Under this task are some entries; return every one of them exactly.

*Given records*:
— start —

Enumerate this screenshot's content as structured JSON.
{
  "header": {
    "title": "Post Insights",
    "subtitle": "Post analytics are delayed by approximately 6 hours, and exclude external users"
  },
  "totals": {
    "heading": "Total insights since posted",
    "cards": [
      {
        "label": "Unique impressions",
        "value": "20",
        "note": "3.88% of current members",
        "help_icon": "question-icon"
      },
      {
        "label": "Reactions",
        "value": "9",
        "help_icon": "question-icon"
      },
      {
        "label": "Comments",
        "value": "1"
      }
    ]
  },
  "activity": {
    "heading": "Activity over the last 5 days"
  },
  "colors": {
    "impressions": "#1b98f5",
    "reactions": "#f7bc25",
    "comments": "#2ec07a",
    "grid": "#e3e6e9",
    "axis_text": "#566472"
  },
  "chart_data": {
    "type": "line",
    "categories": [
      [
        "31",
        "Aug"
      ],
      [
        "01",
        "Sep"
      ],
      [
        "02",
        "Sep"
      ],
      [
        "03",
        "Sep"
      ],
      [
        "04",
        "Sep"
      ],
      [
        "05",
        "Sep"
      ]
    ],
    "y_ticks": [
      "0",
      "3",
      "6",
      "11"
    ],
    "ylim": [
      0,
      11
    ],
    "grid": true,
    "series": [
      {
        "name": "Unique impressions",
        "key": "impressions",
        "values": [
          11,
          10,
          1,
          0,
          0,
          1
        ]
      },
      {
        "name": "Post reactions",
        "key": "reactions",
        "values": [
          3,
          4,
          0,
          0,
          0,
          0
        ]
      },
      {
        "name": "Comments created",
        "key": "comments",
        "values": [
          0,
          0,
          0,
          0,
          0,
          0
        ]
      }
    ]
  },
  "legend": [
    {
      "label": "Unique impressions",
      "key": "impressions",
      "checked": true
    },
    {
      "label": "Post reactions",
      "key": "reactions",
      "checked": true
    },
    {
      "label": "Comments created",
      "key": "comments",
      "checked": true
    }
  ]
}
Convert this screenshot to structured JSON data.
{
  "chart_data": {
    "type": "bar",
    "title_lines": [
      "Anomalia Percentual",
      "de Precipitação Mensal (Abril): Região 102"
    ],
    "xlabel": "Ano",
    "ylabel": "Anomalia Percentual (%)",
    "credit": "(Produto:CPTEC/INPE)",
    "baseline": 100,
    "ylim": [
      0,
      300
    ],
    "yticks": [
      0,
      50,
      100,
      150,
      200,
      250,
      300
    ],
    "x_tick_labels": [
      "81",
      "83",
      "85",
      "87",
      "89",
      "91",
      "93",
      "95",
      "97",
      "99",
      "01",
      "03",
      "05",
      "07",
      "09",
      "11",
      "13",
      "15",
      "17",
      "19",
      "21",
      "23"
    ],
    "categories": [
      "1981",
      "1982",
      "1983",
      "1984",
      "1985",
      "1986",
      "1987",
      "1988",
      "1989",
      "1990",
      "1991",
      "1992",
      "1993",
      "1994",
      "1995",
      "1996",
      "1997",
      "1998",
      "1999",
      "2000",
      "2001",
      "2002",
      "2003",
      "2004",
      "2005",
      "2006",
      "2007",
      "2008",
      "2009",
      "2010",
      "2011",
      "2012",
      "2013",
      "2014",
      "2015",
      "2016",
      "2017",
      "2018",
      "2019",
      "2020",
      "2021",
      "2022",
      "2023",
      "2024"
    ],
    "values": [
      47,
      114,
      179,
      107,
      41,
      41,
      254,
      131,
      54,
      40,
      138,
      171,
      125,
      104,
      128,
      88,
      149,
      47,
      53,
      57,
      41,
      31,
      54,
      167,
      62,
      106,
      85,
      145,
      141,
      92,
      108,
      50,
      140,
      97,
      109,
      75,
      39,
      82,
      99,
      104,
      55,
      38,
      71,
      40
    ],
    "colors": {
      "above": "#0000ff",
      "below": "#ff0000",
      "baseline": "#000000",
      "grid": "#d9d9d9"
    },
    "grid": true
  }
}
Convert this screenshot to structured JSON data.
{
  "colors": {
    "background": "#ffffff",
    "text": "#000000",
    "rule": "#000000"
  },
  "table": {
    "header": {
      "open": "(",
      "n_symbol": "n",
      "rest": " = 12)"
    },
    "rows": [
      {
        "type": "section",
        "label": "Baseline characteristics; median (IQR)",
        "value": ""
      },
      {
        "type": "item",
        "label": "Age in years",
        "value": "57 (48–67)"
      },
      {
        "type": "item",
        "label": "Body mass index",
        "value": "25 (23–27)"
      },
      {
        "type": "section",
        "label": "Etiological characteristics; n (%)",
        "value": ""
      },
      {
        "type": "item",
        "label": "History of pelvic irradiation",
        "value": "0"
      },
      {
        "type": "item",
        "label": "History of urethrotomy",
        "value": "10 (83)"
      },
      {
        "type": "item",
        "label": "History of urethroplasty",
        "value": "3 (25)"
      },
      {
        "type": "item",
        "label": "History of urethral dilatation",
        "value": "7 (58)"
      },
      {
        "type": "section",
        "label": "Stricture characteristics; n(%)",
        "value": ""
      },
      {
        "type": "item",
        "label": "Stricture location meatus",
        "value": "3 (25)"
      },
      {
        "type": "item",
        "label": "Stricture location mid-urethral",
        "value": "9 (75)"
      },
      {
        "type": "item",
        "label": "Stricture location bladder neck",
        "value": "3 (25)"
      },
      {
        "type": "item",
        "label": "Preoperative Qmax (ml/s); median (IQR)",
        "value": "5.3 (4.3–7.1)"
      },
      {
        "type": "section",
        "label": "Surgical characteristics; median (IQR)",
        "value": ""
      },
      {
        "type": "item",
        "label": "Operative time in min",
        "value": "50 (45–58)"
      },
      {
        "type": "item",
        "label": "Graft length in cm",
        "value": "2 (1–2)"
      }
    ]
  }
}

— end —

*Completed exercise*:
Enumerate this screenshot's content as structured JSON.
{
  "header": {
    "title": "Post Insights",
    "subtitle": "Post analytics are delayed by approximately 6 hours, and exclude external users"
  },
  "totals": {
    "heading": "Total insights since posted",
    "cards": [
      {
        "label": "Unique impressions",
        "value": "20",
        "note": "3.88% of current members",
        "help_icon": "question-icon"
      },
      {
        "label": "Reactions",
        "value": "9",
        "help_icon": "question-icon"
      },
      {
        "label": "Comments",
        "value": "1"
      }
    ]
  },
  "activity": {
    "heading": "Activity over the last 5 days"
  },
  "colors": {
    "impressions": "#1b98f5",
    "reactions": "#f7bc25",
    "comments": "#2ec07a",
    "grid": "#e3e6e9",
    "axis_text": "#566472"
  },
  "chart_data": {
    "type": "line",
    "categories": [
      [
        "31",
        "Aug"
      ],
      [
        "01",
        "Sep"
      ],
      [
        "02",
        "Sep"
      ],
      [
        "03",
        "Sep"
      ],
      [
        "04",
        "Sep"
      ],
      [
        "05",
        "Sep"
      ]
    ],
    "y_ticks": [
      "0",
      "3",
      "6",
      "11"
    ],
    "ylim": [
      0,
      11
    ],
    "grid": true,
    "series": [
      {
        "name": "Unique impressions",
        "key": "impressions",
        "values": [
          11,
          10,
          1,
          0,
          0,
          1
        ]
      },
      {
        "name": "Post reactions",
        "key": "reactions",
        "values": [
          3,
          4,
          0,
          0,
          0,
          0
        ]
      },
      {
        "name": "Comments created",
        "key": "comments",
        "values": [
          0,
          0,
          0,
          0,
          0,
          0
        ]
      }
    ]
  },
  "legend": [
    {
      "label": "Unique impressions",
      "key": "impressions",
      "checked": true
    },
    {
      "label": "Post reactions",
      "key": "reactions",
      "checked": true
    },
    {
      "label": "Comments created",
      "key": "comments",
      "checked": true
    }
  ]
}
Convert this screenshot to structured JSON data.
{
  "chart_data": {
    "type": "bar",
    "title_lines": [
      "Anomalia Percentual",
      "de Precipitação Mensal (Abril): Região 102"
    ],
    "xlabel": "Ano",
    "ylabel": "Anomalia Percentual (%)",
    "credit": "(Produto:CPTEC/INPE)",
    "baseline": 100,
    "ylim": [
      0,
      300
    ],
    "yticks": [
      0,
      50,
      100,
      150,
      200,
      250,
      300
    ],
    "x_tick_labels": [
      "81",
      "83",
      "85",
      "87",
      "89",
      "91",
      "93",
      "95",
      "97",
      "99",
      "01",
      "03",
      "05",
      "07",
      "09",
      "11",
      "13",
      "15",
      "17",
      "19",
      "21",
      "23"
    ],
    "categories": [
      "1981",
      "1982",
      "1983",
      "1984",
      "1985",
      "1986",
      "1987",
      "1988",
      "1989",
      "1990",
      "1991",
      "1992",
      "1993",
      "1994",
      "1995",
      "1996",
      "1997",
      "1998",
      "1999",
      "2000",
      "2001",
      "2002",
      "2003",
      "2004",
      "2005",
      "2006",
      "2007",
      "2008",
      "2009",
      "2010",
      "2011",
      "2012",
      "2013",
      "2014",
      "2015",
      "2016",
      "2017",
      "2018",
      "2019",
      "2020",
      "2021",
      "2022",
      "2023",
      "2024"
    ],
    "values": [
      47,
      114,
      179,
      107,
      41,
      41,
      254,
      131,
      54,
      40,
      138,
      171,
      125,
      104,
      128,
      88,
      149,
      47,
      53,
      57,
      41,
      31,
      54,
      167,
      62,
      106,
      85,
      145,
      141,
      92,
      108,
      50,
      140,
      97,
      109,
      75,
      39,
      82,
      99,
      104,
      55,
      38,
      71,
      40
    ],
    "colors": {
      "above": "#0000ff",
      "below": "#ff0000",
      "baseline": "#000000",
      "grid": "#d9d9d9"
    },
    "grid": true
  }
}
Convert this screenshot to structured JSON data.
{
  "colors": {
    "background": "#ffffff",
    "text": "#000000",
    "rule": "#000000"
  },
  "table": {
    "header": {
      "open": "(",
      "n_symbol": "n",
      "rest": " = 12)"
    },
    "rows": [
      {
        "type": "section",
        "label": "Baseline characteristics; median (IQR)",
        "value": ""
      },
      {
        "type": "item",
        "label": "Age in years",
        "value": "57 (48–67)"
      },
      {
        "type": "item",
        "label": "Body mass index",
        "value": "25 (23–27)"
      },
      {
        "type": "section",
        "label": "Etiological characteristics; n (%)",
        "value": ""
      },
      {
        "type": "item",
        "label": "History of pelvic irradiation",
        "value": "0"
      },
      {
        "type": "item",
        "label": "History of urethrotomy",
        "value": "10 (83)"
      },
      {
        "type": "item",
        "label": "History of urethroplasty",
        "value": "3 (25)"
      },
      {
        "type": "item",
        "label": "History of urethral dilatation",
        "value": "7 (58)"
      },
      {
        "type": "section",
        "label": "Stricture characteristics; n(%)",
        "value": ""
      },
      {
        "type": "item",
        "label": "Stricture location meatus",
        "value": "3 (25)"
      },
      {
        "type": "item",
        "label": "Stricture location mid-urethral",
        "value": "9 (75)"
      },
      {
        "type": "item",
        "label": "Stricture location bladder neck",
        "value": "3 (25)"
      },
      {
        "type": "item",
        "label": "Preoperative Qmax (ml/s); median (IQR)",
        "value": "5.3 (4.3–7.1)"
      },
      {
        "type": "section",
        "label": "Surgical characteristics; median (IQR)",
        "value": ""
      },
      {
        "type": "item",
        "label": "Operative time in min",
        "value": "50 (45–58)"
      },
      {
        "type": "item",
        "label": "Graft length in cm",
        "value": "2 (1–2)"
      }
    ]
  }
}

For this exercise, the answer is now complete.